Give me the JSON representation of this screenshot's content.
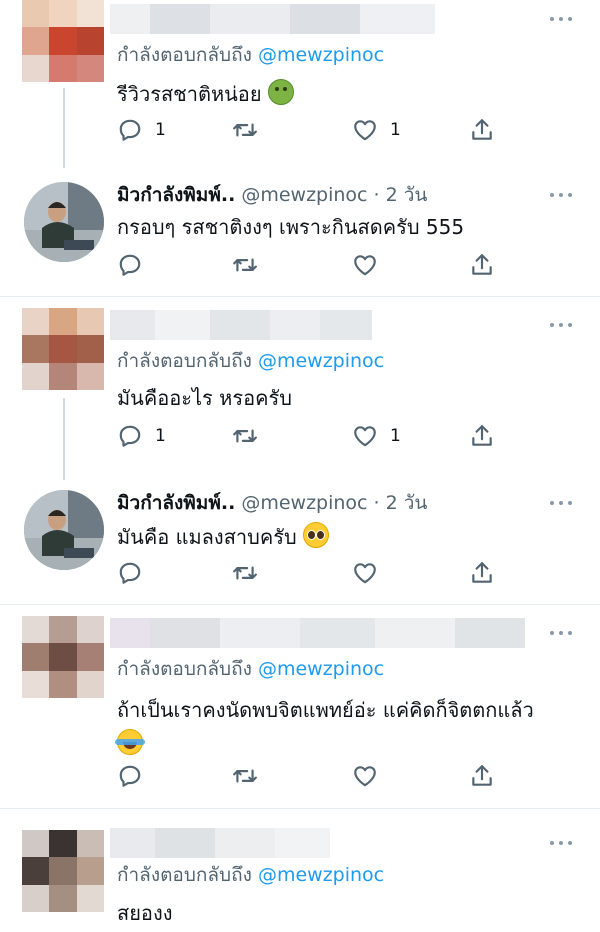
{
  "colors": {
    "accent": "#1d9bf0",
    "muted": "#536471",
    "text": "#0f1419",
    "divider": "#e6ecf0"
  },
  "icons": {
    "reply": "reply-icon",
    "retweet": "retweet-icon",
    "like": "heart-icon",
    "share": "share-icon",
    "more": "more-icon"
  },
  "tweets": [
    {
      "reply_prefix": "กำลังตอบกลับถึง",
      "reply_handle": "@mewzpinoc",
      "text": "รีวิวรสชาติหน่อย",
      "replies": "1",
      "likes": "1"
    },
    {
      "user_name": "มิวกำลังพิมพ์..",
      "handle_time": "@mewzpinoc · 2 วัน",
      "text": "กรอบๆ รสชาติงงๆ เพราะกินสดครับ 555"
    },
    {
      "reply_prefix": "กำลังตอบกลับถึง",
      "reply_handle": "@mewzpinoc",
      "text": "มันคืออะไร หรอครับ",
      "replies": "1",
      "likes": "1"
    },
    {
      "user_name": "มิวกำลังพิมพ์..",
      "handle_time": "@mewzpinoc · 2 วัน",
      "text": "มันคือ แมลงสาบครับ"
    },
    {
      "reply_prefix": "กำลังตอบกลับถึง",
      "reply_handle": "@mewzpinoc",
      "text": "ถ้าเป็นเราคงนัดพบจิตแพทย์อ่ะ แค่คิดก็จิตตกแล้ว"
    },
    {
      "reply_prefix": "กำลังตอบกลับถึง",
      "reply_handle": "@mewzpinoc",
      "text": "สยองง"
    }
  ]
}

○ ○ ○ ○ ○ ○ ○

■ Your objective ■
All of the entries above should be copied exactly, except for the pictures.

■ Response ■
Give me the JSON representation of this screenshot's content.
{
  "colors": {
    "accent": "#1d9bf0",
    "muted": "#536471",
    "text": "#0f1419",
    "divider": "#e6ecf0"
  },
  "icons": {
    "reply": "reply-icon",
    "retweet": "retweet-icon",
    "like": "heart-icon",
    "share": "share-icon",
    "more": "more-icon"
  },
  "tweets": [
    {
      "reply_prefix": "กำลังตอบกลับถึง",
      "reply_handle": "@mewzpinoc",
      "text": "รีวิวรสชาติหน่อย",
      "replies": "1",
      "likes": "1"
    },
    {
      "user_name": "มิวกำลังพิมพ์..",
      "handle_time": "@mewzpinoc · 2 วัน",
      "text": "กรอบๆ รสชาติงงๆ เพราะกินสดครับ 555"
    },
    {
      "reply_prefix": "กำลังตอบกลับถึง",
      "reply_handle": "@mewzpinoc",
      "text": "มันคืออะไร หรอครับ",
      "replies": "1",
      "likes": "1"
    },
    {
      "user_name": "มิวกำลังพิมพ์..",
      "handle_time": "@mewzpinoc · 2 วัน",
      "text": "มันคือ แมลงสาบครับ"
    },
    {
      "reply_prefix": "กำลังตอบกลับถึง",
      "reply_handle": "@mewzpinoc",
      "text": "ถ้าเป็นเราคงนัดพบจิตแพทย์อ่ะ แค่คิดก็จิตตกแล้ว"
    },
    {
      "reply_prefix": "กำลังตอบกลับถึง",
      "reply_handle": "@mewzpinoc",
      "text": "สยองง"
    }
  ]
}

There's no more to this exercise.